SUPPLIED DATA —
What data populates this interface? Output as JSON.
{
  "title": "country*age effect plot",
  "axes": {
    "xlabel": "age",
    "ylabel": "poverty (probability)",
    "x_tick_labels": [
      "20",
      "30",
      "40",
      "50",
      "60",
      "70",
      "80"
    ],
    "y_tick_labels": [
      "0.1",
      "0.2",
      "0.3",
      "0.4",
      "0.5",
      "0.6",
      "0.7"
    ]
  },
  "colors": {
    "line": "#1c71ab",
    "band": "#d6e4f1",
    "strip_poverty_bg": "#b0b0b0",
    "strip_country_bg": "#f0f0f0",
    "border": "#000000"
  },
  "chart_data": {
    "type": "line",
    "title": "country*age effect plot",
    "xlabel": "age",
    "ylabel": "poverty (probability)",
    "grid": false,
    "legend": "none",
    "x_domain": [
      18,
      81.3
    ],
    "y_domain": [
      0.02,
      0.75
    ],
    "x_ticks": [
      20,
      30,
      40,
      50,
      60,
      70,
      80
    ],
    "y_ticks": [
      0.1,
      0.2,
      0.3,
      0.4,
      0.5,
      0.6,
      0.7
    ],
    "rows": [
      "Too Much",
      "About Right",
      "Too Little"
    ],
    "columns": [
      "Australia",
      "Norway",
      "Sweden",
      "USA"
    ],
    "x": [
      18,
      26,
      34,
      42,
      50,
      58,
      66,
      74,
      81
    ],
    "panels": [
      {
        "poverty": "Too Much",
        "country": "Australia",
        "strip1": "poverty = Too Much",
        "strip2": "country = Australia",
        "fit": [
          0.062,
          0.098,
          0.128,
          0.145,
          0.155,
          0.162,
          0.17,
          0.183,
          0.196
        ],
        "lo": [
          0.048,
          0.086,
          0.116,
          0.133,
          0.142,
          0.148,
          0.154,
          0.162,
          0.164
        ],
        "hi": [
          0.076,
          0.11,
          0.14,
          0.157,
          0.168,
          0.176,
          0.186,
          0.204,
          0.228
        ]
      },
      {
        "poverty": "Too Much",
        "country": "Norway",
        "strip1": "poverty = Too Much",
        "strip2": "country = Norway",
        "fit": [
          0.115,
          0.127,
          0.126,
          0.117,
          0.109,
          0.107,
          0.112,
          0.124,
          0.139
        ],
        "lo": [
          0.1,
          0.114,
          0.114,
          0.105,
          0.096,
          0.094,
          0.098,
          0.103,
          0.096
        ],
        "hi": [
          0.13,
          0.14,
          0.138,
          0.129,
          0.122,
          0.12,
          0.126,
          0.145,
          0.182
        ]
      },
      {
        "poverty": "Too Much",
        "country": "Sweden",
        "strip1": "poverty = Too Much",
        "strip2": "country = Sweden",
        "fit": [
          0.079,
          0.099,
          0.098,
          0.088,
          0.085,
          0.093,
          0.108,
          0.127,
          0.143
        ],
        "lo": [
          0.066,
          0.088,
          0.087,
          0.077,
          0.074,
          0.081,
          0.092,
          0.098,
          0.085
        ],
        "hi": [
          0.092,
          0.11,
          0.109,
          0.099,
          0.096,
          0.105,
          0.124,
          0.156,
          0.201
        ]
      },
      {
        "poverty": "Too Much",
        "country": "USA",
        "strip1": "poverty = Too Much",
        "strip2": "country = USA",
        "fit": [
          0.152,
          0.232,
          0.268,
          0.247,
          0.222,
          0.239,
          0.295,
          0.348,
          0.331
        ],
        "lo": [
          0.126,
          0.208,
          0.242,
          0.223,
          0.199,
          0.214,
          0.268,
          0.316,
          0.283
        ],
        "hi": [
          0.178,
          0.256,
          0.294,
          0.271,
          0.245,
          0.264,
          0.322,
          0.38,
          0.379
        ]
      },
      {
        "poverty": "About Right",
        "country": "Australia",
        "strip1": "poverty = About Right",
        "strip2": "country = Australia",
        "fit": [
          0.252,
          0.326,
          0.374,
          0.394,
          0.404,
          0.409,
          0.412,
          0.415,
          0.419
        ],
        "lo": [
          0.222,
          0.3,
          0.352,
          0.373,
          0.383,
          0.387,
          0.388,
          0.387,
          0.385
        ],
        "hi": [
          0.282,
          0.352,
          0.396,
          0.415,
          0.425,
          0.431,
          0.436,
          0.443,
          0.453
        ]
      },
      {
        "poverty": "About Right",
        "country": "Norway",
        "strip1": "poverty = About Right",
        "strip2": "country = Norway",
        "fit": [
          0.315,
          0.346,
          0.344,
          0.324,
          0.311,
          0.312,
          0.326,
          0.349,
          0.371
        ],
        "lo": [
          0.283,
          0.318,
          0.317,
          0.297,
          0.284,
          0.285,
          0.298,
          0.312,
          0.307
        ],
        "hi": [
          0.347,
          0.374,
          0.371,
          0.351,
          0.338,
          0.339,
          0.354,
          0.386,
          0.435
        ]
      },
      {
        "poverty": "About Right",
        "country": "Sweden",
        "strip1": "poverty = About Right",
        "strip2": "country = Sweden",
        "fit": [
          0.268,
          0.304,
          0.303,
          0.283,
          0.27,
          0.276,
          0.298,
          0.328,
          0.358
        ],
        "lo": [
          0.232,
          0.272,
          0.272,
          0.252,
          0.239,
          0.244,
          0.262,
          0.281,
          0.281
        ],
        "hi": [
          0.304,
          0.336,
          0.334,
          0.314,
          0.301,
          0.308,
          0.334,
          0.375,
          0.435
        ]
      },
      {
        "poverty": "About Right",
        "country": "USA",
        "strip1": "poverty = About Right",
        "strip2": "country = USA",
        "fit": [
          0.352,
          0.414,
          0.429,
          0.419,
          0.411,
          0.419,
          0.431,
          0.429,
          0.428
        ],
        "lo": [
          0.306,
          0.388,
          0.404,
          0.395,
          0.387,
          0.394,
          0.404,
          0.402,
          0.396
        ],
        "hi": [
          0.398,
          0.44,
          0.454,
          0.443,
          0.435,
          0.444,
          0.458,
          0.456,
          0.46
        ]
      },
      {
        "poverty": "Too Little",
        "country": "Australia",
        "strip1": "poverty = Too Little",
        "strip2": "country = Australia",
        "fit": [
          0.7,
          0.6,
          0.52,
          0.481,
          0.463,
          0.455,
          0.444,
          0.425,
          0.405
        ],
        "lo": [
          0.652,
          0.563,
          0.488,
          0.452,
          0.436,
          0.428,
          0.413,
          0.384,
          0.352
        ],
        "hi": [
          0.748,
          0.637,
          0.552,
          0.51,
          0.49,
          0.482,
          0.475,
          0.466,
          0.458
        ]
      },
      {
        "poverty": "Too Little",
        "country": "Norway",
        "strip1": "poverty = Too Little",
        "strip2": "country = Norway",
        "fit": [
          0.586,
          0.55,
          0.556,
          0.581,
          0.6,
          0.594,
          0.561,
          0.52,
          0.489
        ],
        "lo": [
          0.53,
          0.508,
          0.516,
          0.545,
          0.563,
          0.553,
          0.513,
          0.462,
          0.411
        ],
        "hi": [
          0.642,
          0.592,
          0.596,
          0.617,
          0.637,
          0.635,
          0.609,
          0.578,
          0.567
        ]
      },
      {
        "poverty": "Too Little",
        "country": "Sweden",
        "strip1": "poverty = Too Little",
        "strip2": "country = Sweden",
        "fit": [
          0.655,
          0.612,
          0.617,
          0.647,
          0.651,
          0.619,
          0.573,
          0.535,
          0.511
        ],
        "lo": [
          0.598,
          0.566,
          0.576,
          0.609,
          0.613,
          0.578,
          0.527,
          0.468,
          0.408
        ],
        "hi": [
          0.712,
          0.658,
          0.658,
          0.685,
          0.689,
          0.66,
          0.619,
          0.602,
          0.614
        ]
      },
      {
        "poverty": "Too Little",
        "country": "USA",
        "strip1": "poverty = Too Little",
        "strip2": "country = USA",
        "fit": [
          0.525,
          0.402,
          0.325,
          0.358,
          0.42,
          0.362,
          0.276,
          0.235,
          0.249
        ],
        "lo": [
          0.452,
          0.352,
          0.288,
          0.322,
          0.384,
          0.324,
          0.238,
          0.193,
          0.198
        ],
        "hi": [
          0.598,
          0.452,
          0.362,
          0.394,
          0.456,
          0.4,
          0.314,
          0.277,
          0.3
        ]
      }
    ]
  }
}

GIVEN TASK —
Where a line above holds the string "plot", show that line.

TASK RESPONSE —
  "title": "country*age effect plot",
    "title": "country*age effect plot",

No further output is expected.